[Data entries]
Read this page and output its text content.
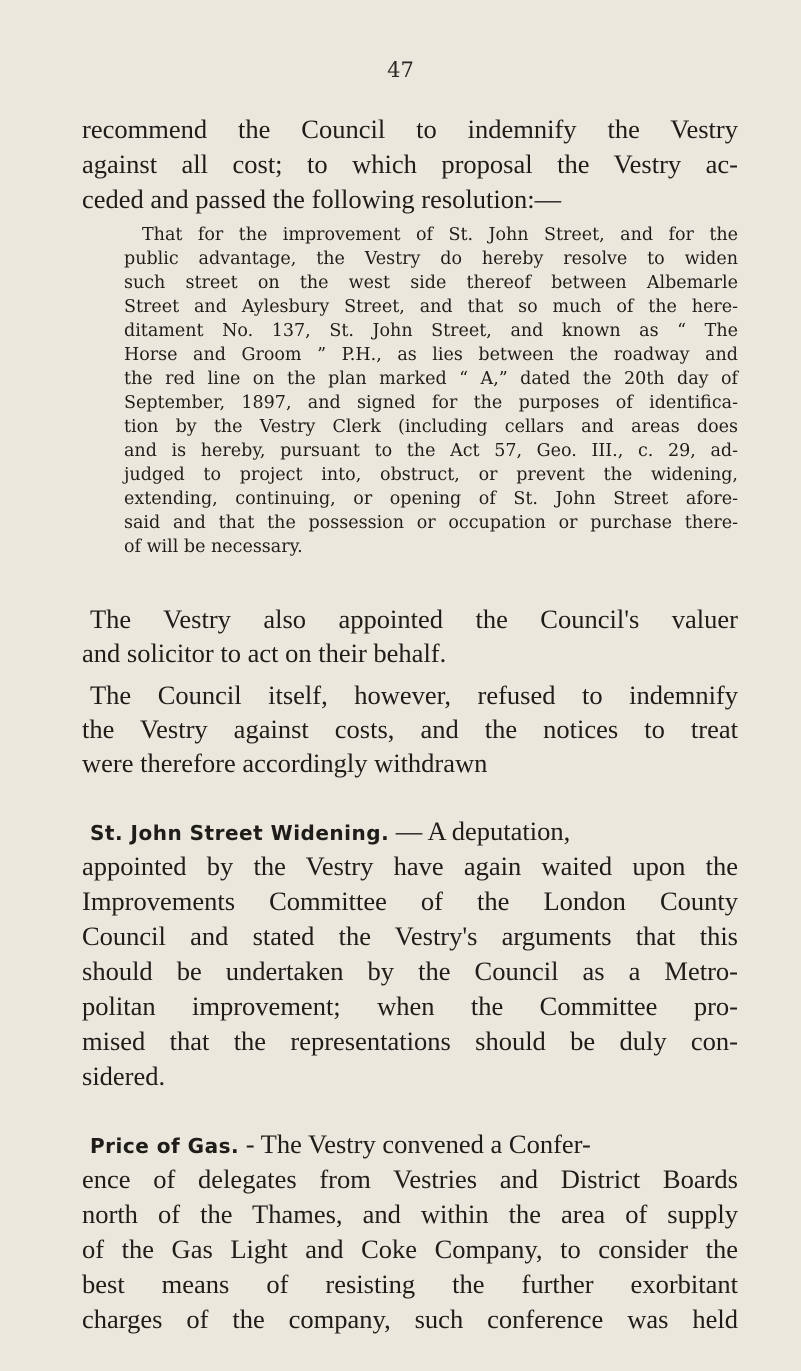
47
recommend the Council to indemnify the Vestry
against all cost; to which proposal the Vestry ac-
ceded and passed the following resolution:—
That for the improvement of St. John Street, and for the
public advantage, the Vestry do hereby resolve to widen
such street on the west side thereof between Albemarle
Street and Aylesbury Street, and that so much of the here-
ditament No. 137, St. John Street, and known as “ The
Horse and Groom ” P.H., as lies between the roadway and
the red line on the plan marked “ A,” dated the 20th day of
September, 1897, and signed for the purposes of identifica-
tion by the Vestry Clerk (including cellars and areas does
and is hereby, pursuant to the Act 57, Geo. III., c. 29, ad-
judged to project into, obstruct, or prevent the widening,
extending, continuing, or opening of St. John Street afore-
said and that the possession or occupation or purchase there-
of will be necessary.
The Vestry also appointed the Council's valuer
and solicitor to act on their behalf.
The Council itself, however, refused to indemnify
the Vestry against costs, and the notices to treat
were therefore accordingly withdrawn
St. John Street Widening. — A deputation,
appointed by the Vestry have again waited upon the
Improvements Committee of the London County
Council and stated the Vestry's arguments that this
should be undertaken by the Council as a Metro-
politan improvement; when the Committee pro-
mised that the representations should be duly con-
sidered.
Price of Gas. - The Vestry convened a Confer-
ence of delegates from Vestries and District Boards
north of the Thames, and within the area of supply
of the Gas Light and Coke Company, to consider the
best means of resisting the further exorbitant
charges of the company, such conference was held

--

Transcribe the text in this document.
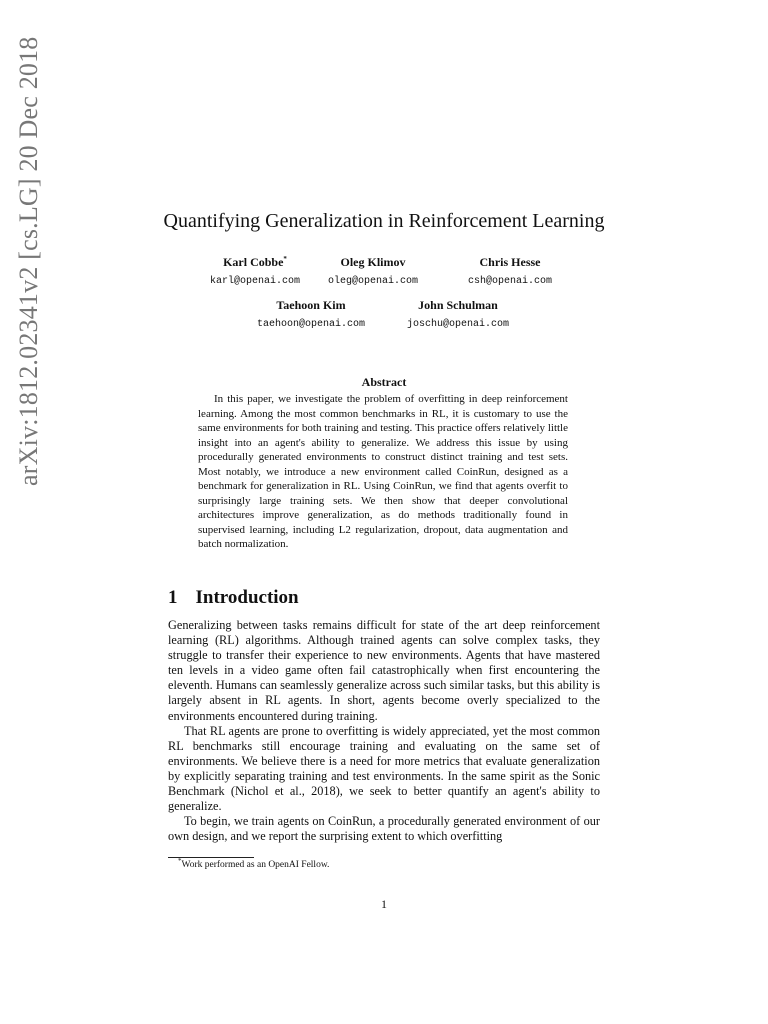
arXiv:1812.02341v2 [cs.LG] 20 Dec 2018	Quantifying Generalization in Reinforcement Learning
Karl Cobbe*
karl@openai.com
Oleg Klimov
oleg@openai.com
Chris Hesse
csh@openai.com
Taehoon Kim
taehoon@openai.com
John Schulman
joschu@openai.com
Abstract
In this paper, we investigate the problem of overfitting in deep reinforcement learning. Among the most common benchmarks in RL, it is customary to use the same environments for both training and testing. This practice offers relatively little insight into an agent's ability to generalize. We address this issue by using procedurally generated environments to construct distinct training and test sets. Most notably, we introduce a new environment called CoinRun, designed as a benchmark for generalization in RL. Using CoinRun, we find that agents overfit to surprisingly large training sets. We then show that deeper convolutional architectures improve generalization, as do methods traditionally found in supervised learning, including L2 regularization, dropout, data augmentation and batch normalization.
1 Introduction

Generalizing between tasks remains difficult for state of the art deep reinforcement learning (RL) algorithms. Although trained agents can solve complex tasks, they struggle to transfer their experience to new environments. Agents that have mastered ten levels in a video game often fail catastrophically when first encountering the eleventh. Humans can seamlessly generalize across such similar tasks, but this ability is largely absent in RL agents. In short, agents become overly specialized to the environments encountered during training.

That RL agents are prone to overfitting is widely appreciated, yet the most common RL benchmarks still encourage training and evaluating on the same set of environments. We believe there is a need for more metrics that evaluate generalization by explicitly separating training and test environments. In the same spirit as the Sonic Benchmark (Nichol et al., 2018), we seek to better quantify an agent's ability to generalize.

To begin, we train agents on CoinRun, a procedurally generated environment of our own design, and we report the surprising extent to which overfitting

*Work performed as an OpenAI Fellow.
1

---

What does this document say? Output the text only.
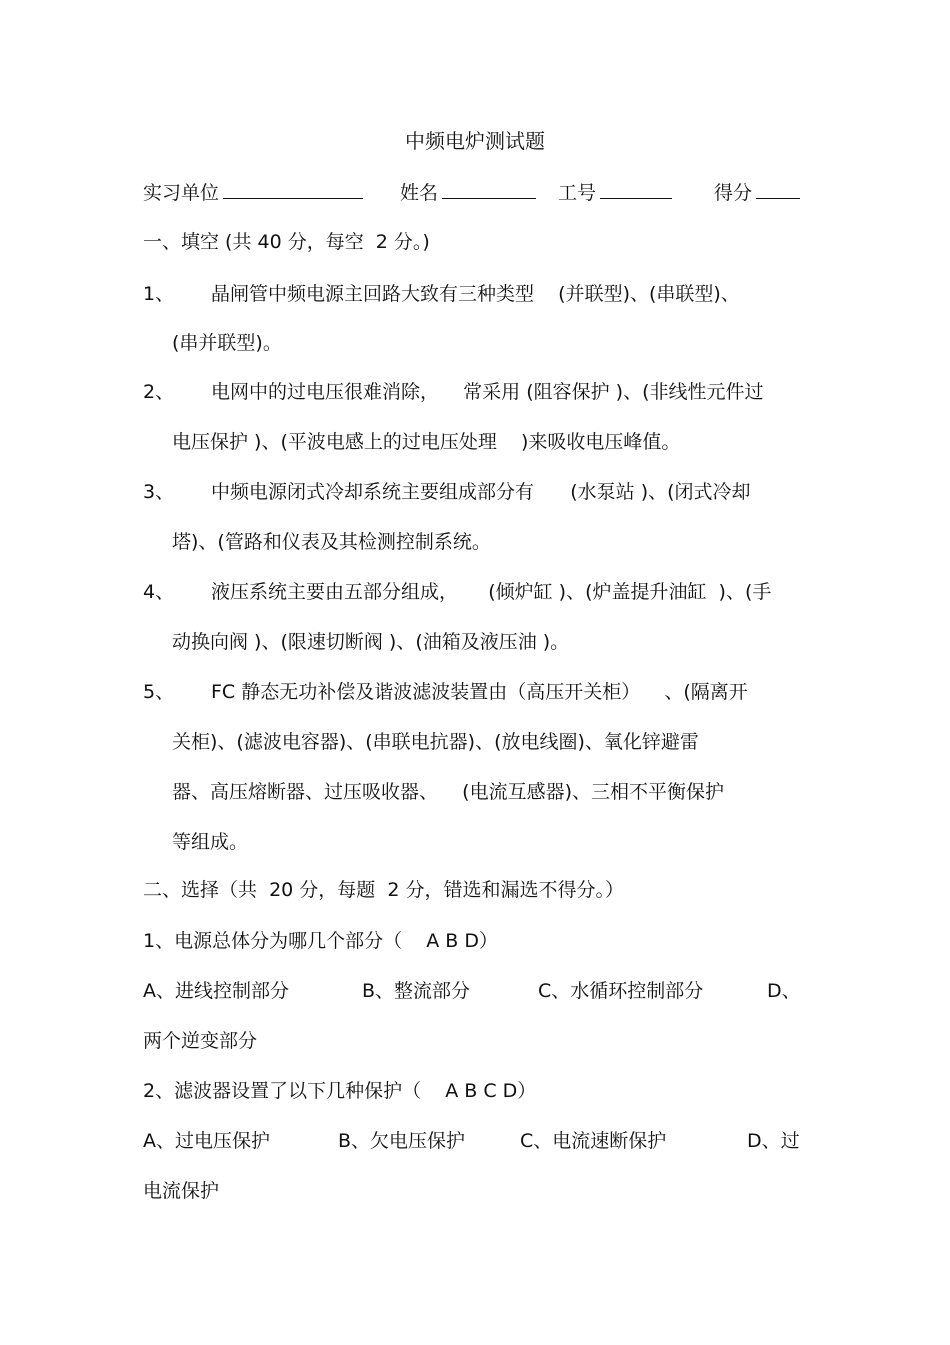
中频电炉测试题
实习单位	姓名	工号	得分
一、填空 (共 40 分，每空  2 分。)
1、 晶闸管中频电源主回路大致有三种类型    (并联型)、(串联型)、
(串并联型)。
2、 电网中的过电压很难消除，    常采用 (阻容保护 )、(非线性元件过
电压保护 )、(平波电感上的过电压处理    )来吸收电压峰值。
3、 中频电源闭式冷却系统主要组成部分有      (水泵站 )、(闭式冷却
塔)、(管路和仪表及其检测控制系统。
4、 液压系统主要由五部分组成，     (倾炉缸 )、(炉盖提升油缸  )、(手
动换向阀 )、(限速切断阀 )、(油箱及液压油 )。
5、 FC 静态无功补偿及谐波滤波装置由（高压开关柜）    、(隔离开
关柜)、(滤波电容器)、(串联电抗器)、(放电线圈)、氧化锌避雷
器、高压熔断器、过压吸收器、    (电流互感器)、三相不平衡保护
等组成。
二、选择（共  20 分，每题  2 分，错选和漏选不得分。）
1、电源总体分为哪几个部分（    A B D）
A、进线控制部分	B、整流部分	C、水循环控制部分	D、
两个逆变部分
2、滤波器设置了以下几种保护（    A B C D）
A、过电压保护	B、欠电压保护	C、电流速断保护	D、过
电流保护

■ **GIVEN PROBLEM**:
Write down every line of the data above that includes the string "when".

■ **REPLY**:
politan improvement; when the Committee pro-
Generalizing between tasks remains difficult for state of the art deep reinforcement learning (RL) algorithms. Although trained agents can solve complex tasks, they struggle to transfer their experience to new environments. Agents that have mastered ten levels in a video game often fail catastrophically when first encountering the eleventh. Humans can seamlessly generalize across such similar tasks, but this ability is largely absent in RL agents. In short, agents become overly specialized to the environments encountered during training.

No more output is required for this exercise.